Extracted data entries
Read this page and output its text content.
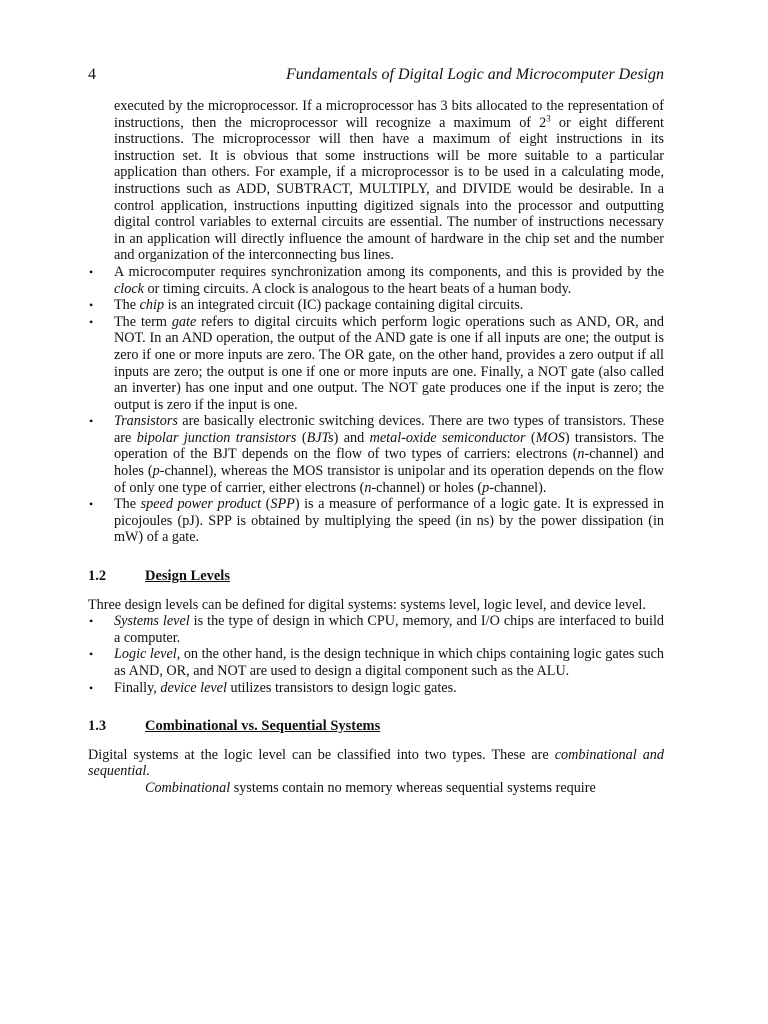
4	Fundamentals of Digital Logic and Microcomputer Design

executed by the microprocessor. If a microprocessor has 3 bits allocated to the representation of instructions, then the microprocessor will recognize a maximum of $2^3$ or eight different instructions. The microprocessor will then have a maximum of eight instructions in its instruction set. It is obvious that some instructions will be more suitable to a particular application than others. For example, if a microprocessor is to be used in a calculating mode, instructions such as ADD, SUBTRACT, MULTIPLY, and DIVIDE would be desirable. In a control application, instructions inputting digitized signals into the processor and outputting digital control variables to external circuits are essential. The number of instructions necessary in an application will directly influence the amount of hardware in the chip set and the number and organization of the interconnecting bus lines.

• A microcomputer requires synchronization among its components, and this is provided by the clock or timing circuits. A clock is analogous to the heart beats of a human body.
• The chip is an integrated circuit (IC) package containing digital circuits.
• The term gate refers to digital circuits which perform logic operations such as AND, OR, and NOT. In an AND operation, the output of the AND gate is one if all inputs are one; the output is zero if one or more inputs are zero. The OR gate, on the other hand, provides a zero output if all inputs are zero; the output is one if one or more inputs are one. Finally, a NOT gate (also called an inverter) has one input and one output. The NOT gate produces one if the input is zero; the output is zero if the input is one.
• Transistors are basically electronic switching devices. There are two types of transistors. These are bipolar junction transistors (BJTs) and metal-oxide semiconductor (MOS) transistors. The operation of the BJT depends on the flow of two types of carriers: electrons (n-channel) and holes (p-channel), whereas the MOS transistor is unipolar and its operation depends on the flow of only one type of carrier, either electrons (n-channel) or holes (p-channel).
• The speed power product (SPP) is a measure of performance of a logic gate. It is expressed in picojoules (pJ). SPP is obtained by multiplying the speed (in ns) by the power dissipation (in mW) of a gate.
1.2	Design Levels

Three design levels can be defined for digital systems: systems level, logic level, and device level.

• Systems level is the type of design in which CPU, memory, and I/O chips are interfaced to build a computer.
• Logic level, on the other hand, is the design technique in which chips containing logic gates such as AND, OR, and NOT are used to design a digital component such as the ALU.
• Finally, device level utilizes transistors to design logic gates.
1.3	Combinational vs. Sequential Systems

Digital systems at the logic level can be classified into two types. These are combinational and sequential.

Combinational systems contain no memory whereas sequential systems require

● **Task description**
Retype all the records shown above, character for character. Omit every picture.

● **Task result**
Read this page and output its text content.
4	Fundamentals of Digital Logic and Microcomputer Design

executed by the microprocessor. If a microprocessor has 3 bits allocated to the representation of instructions, then the microprocessor will recognize a maximum of $2^3$ or eight different instructions. The microprocessor will then have a maximum of eight instructions in its instruction set. It is obvious that some instructions will be more suitable to a particular application than others. For example, if a microprocessor is to be used in a calculating mode, instructions such as ADD, SUBTRACT, MULTIPLY, and DIVIDE would be desirable. In a control application, instructions inputting digitized signals into the processor and outputting digital control variables to external circuits are essential. The number of instructions necessary in an application will directly influence the amount of hardware in the chip set and the number and organization of the interconnecting bus lines.

• A microcomputer requires synchronization among its components, and this is provided by the clock or timing circuits. A clock is analogous to the heart beats of a human body.
• The chip is an integrated circuit (IC) package containing digital circuits.
• The term gate refers to digital circuits which perform logic operations such as AND, OR, and NOT. In an AND operation, the output of the AND gate is one if all inputs are one; the output is zero if one or more inputs are zero. The OR gate, on the other hand, provides a zero output if all inputs are zero; the output is one if one or more inputs are one. Finally, a NOT gate (also called an inverter) has one input and one output. The NOT gate produces one if the input is zero; the output is zero if the input is one.
• Transistors are basically electronic switching devices. There are two types of transistors. These are bipolar junction transistors (BJTs) and metal-oxide semiconductor (MOS) transistors. The operation of the BJT depends on the flow of two types of carriers: electrons (n-channel) and holes (p-channel), whereas the MOS transistor is unipolar and its operation depends on the flow of only one type of carrier, either electrons (n-channel) or holes (p-channel).
• The speed power product (SPP) is a measure of performance of a logic gate. It is expressed in picojoules (pJ). SPP is obtained by multiplying the speed (in ns) by the power dissipation (in mW) of a gate.
1.2	Design Levels

Three design levels can be defined for digital systems: systems level, logic level, and device level.

• Systems level is the type of design in which CPU, memory, and I/O chips are interfaced to build a computer.
• Logic level, on the other hand, is the design technique in which chips containing logic gates such as AND, OR, and NOT are used to design a digital component such as the ALU.
• Finally, device level utilizes transistors to design logic gates.
1.3	Combinational vs. Sequential Systems

Digital systems at the logic level can be classified into two types. These are combinational and sequential.

Combinational systems contain no memory whereas sequential systems require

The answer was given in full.